# What to do:
Check each line of the data for "managers" and select those that have it.

Data extracted from a collection
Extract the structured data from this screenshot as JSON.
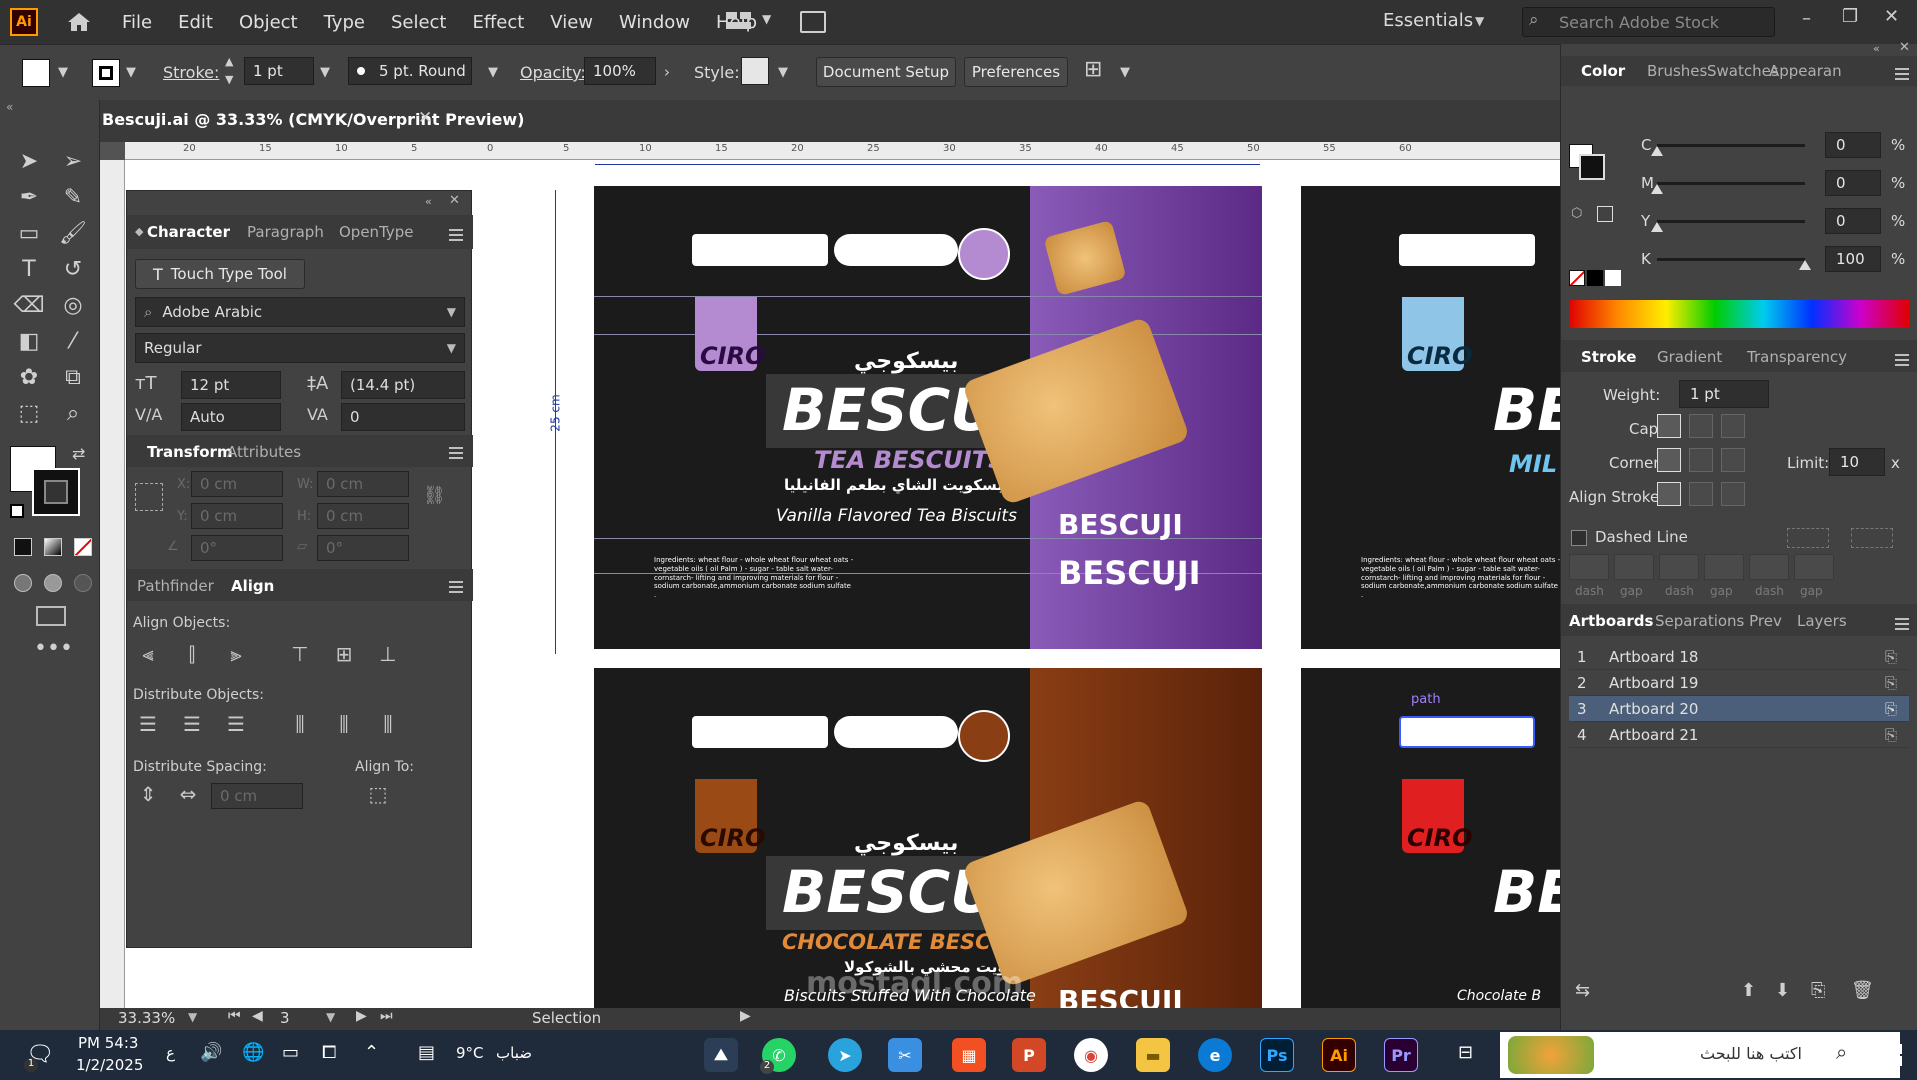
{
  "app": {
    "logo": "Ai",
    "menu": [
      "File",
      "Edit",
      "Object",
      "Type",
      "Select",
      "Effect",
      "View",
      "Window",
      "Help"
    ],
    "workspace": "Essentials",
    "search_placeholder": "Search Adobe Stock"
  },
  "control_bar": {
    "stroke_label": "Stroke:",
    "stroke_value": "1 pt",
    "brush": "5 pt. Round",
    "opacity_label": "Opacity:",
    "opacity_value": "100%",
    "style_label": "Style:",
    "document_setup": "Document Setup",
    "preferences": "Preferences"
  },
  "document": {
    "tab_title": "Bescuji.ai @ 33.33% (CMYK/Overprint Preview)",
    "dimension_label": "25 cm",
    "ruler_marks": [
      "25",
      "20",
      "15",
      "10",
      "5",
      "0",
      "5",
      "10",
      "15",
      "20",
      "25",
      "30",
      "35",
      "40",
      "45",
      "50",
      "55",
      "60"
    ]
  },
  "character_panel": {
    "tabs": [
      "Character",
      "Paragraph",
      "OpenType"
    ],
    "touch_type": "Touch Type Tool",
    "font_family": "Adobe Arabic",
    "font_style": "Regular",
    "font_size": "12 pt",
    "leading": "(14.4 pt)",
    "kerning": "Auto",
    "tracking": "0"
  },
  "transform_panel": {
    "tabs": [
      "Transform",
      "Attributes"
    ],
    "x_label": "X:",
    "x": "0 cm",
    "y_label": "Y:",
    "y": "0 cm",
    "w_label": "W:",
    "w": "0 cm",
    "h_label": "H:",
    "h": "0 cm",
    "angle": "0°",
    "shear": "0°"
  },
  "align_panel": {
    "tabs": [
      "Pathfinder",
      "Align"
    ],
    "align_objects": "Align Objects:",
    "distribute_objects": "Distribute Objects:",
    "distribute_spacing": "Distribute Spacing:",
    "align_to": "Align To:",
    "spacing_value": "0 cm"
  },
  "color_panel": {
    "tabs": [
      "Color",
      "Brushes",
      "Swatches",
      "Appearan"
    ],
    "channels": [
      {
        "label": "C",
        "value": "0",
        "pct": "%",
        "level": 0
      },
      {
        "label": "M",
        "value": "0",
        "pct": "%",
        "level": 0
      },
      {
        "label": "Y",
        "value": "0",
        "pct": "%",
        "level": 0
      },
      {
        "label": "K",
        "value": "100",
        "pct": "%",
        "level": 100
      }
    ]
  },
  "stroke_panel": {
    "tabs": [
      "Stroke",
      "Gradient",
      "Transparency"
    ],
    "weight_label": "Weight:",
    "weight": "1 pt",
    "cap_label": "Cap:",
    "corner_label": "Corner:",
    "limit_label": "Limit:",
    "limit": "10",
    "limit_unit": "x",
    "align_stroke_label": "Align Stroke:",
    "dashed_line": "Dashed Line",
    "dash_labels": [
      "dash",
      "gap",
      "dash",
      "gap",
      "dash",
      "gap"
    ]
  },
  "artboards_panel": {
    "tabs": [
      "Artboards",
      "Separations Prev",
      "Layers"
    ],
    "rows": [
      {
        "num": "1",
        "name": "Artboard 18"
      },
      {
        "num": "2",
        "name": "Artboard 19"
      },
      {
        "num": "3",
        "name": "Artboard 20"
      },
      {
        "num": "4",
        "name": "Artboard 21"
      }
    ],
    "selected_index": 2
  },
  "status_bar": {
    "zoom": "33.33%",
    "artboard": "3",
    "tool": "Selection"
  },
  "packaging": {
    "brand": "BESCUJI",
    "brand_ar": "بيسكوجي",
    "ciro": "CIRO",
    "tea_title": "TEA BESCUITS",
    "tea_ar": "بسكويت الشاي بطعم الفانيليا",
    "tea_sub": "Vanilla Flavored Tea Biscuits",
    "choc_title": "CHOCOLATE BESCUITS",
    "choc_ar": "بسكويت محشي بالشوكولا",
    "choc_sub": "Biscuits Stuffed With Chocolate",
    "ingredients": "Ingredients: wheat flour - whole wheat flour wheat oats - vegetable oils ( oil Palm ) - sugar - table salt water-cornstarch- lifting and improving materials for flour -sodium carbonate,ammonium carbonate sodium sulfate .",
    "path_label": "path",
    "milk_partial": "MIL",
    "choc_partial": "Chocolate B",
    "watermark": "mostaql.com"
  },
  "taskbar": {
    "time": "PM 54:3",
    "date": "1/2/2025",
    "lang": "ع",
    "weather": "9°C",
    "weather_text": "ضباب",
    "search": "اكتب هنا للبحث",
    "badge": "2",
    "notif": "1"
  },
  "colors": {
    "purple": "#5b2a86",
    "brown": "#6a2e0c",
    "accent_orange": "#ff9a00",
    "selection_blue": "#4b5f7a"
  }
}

---

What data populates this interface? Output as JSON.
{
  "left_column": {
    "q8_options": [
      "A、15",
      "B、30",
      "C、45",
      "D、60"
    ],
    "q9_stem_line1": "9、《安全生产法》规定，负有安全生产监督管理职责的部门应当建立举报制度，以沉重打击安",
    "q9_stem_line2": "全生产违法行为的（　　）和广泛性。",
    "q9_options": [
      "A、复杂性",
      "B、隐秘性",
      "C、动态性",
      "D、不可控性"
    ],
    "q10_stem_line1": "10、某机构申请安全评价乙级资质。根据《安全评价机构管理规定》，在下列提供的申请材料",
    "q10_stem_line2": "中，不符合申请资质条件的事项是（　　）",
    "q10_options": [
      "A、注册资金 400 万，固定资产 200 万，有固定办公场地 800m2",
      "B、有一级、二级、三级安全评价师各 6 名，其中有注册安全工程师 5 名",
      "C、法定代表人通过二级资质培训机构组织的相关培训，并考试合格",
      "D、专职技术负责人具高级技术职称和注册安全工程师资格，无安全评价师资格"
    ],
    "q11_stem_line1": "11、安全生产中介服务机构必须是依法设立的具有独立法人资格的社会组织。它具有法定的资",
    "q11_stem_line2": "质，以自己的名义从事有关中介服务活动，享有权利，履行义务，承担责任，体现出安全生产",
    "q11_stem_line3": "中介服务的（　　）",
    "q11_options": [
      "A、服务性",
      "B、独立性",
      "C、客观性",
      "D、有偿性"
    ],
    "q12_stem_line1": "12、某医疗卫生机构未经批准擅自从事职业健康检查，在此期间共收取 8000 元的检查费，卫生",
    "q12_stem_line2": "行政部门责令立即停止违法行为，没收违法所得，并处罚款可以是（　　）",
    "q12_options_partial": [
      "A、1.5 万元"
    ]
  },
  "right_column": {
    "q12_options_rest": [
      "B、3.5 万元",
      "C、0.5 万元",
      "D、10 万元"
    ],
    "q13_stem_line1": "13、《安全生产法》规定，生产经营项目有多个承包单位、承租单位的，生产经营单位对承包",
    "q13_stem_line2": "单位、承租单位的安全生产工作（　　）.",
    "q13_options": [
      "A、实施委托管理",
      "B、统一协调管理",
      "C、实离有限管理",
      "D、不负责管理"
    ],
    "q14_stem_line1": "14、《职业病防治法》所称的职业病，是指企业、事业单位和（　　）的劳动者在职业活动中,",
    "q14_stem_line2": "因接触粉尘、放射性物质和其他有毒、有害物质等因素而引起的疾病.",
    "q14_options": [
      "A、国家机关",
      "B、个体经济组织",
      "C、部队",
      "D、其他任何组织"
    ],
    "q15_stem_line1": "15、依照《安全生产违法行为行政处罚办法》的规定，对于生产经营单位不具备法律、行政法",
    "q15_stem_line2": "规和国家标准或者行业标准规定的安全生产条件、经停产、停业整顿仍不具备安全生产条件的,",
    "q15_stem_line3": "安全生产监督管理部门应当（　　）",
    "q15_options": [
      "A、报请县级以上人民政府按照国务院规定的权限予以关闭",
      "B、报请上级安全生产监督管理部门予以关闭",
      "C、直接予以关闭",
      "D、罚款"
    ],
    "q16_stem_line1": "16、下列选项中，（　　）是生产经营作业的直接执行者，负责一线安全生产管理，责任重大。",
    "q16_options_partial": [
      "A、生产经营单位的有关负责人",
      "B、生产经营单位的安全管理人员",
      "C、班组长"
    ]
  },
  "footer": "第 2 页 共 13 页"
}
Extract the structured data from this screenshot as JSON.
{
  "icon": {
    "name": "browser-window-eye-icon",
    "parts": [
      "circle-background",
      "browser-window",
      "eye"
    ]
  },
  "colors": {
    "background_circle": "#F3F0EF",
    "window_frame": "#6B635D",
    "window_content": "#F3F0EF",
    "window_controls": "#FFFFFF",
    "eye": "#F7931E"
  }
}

...

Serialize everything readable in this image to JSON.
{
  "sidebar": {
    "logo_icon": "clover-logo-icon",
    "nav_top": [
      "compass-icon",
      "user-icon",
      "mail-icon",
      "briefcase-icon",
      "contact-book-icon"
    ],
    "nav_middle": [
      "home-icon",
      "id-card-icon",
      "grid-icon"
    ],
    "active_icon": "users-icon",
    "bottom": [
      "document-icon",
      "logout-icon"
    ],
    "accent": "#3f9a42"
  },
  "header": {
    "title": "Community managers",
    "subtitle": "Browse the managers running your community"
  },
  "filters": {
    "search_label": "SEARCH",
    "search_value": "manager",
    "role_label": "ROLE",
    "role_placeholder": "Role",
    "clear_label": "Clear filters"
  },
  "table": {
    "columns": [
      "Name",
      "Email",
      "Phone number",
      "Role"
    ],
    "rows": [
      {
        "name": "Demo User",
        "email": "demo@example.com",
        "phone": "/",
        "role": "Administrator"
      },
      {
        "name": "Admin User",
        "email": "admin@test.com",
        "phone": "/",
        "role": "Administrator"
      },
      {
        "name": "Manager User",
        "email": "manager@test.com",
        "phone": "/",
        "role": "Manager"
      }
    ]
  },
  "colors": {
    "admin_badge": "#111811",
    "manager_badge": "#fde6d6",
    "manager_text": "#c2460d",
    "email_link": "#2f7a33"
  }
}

# Answer to the task:
    "title": "Community managers",
    "subtitle": "Browse the managers running your community"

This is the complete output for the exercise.